# [EXTRACT]
JinwoongKim commented 6 years ago

If we check the result of each calculation, it makes sense.

screen shot 2018-08-13 at 13 21 45 screen shot 2018-08-13 at 13 21 51

For def compute_distances_no_loops(self, X):, I found some blogs and codes but haven't understand yet.

def compute_distances_no_loops(self, X):
...
dists = np.sqrt(np.sum(X**2,axis=1)[:,np.newaxis] + np.sum(self.X_train**2,axis=1) -2*np.dot(X, self.X_train.T))
...
JinwoongKim commented 6 years ago

Cross-validation

First one is quite simple,

################################################################################
# TODO:                                                                        #
# Split up the training data into folds. After splitting, X_train_folds and    #
# y_train_folds should each be lists of length num_folds, where                #
# y_train_folds[i] is the label vector for the points in X_train_folds[i].     #
# Hint: Look up the numpy array_split function.                                #
################################################################################

X_train_folds = np.array_split(X_train,num_folds)
y_train_folds = np.array_split(y_train,num_folds)

# `array_split` splits an array into sub-arrays.
JinwoongKim commented 6 years ago

################################################################################
# TODO:                                                                        #
# Perform k-fold cross validation to find the best value of k. For each        #
# possible value of k, run the k-nearest-neighbor algorithm num_folds times,   #
# where in each case you use all but one of the folds as training data and the #
# last fold as a validation set. Store the accuracies for all fold and all     #
# values of k in the k_to_accuracies dictionary.                               #
################################################################################

def get_folds_except_one(folds, n):
    return np.concatenate(tuple([folds[i] for i in range(len(folds)) if i != n]))

# [GOAL]
Reproduce the stretch of the k-nearest-neighbor thread above that opens with the words containing "Cross-validation" and closes with "y_train_folds = np.array_split(y_train,num_folds)".

[Spatial annotation entries]
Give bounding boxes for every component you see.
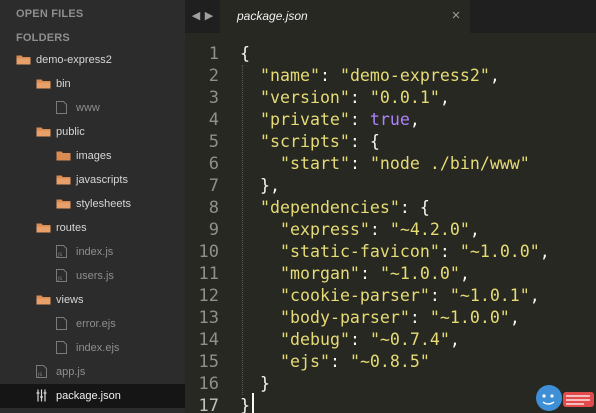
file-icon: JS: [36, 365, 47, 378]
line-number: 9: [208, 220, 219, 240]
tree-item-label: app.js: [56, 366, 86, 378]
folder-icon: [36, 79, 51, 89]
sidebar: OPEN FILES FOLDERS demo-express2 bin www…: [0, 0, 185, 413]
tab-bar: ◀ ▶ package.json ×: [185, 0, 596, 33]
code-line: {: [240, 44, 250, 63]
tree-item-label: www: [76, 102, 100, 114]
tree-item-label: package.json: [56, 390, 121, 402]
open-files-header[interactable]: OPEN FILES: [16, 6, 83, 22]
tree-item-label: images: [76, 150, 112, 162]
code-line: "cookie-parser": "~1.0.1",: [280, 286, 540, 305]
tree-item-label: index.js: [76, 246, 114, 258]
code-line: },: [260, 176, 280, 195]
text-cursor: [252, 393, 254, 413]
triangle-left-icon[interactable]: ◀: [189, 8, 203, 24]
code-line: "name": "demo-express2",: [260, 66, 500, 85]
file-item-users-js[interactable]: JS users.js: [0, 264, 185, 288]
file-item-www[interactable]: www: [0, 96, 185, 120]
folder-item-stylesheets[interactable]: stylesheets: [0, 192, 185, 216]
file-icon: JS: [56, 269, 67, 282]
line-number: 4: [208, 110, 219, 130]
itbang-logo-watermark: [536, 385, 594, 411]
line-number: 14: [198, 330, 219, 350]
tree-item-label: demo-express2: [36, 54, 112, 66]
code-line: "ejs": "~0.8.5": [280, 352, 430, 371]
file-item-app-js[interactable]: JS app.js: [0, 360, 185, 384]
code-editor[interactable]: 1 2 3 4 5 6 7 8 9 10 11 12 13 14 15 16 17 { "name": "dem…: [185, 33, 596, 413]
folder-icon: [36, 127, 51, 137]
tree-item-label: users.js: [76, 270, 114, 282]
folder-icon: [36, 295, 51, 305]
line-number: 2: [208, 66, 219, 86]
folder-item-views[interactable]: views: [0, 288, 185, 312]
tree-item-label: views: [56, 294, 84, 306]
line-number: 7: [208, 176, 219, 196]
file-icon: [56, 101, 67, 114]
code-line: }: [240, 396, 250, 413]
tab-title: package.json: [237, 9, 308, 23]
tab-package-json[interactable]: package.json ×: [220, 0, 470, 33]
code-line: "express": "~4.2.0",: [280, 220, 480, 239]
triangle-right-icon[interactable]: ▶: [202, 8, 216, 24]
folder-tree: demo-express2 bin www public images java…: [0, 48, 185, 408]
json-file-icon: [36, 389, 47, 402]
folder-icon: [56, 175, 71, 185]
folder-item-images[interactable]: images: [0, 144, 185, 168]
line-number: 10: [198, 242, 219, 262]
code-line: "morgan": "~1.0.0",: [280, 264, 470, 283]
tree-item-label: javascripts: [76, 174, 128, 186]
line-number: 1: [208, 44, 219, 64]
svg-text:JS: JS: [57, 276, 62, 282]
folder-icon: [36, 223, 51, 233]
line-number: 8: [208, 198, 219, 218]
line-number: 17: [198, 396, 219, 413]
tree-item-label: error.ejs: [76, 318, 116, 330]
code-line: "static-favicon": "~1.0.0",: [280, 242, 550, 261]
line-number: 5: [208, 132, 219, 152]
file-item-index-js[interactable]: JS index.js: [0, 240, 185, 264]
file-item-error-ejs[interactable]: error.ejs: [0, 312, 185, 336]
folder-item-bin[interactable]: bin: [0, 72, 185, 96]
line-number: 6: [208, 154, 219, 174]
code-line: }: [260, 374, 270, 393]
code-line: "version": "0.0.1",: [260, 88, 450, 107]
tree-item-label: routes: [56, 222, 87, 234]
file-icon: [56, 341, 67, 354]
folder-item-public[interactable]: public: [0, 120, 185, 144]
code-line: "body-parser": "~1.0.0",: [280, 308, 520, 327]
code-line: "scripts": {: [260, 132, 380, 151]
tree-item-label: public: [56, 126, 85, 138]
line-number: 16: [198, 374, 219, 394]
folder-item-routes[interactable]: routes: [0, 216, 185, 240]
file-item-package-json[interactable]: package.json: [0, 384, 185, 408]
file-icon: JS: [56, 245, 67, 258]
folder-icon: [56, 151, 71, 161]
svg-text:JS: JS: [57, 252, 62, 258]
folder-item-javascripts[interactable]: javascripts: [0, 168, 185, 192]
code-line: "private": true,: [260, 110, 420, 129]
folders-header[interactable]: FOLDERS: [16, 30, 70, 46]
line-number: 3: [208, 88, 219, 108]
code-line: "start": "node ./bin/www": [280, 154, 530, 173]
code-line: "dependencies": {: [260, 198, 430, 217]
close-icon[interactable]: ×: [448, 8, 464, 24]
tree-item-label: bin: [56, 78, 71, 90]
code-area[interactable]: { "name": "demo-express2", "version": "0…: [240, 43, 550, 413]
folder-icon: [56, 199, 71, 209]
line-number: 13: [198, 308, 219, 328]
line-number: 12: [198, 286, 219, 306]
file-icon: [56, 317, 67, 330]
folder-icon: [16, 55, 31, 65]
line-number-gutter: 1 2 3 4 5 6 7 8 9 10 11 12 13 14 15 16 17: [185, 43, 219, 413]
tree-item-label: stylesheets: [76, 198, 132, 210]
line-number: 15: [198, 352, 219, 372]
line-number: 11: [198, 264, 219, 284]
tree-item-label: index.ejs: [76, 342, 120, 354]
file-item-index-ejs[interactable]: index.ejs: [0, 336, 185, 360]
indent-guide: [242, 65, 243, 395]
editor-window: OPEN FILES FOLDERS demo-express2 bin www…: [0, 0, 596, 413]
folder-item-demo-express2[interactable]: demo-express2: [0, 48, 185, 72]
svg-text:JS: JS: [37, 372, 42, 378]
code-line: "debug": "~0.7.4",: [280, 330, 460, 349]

# [TASK OUTPUT]
Cross-validation

First one is quite simple,

################################################################################
# TODO:                                                                        #
# Split up the training data into folds. After splitting, X_train_folds and    #
# y_train_folds should each be lists of length num_folds, where                #
# y_train_folds[i] is the label vector for the points in X_train_folds[i].     #
# Hint: Look up the numpy array_split function.                                #
################################################################################

X_train_folds = np.array_split(X_train,num_folds)
y_train_folds = np.array_split(y_train,num_folds)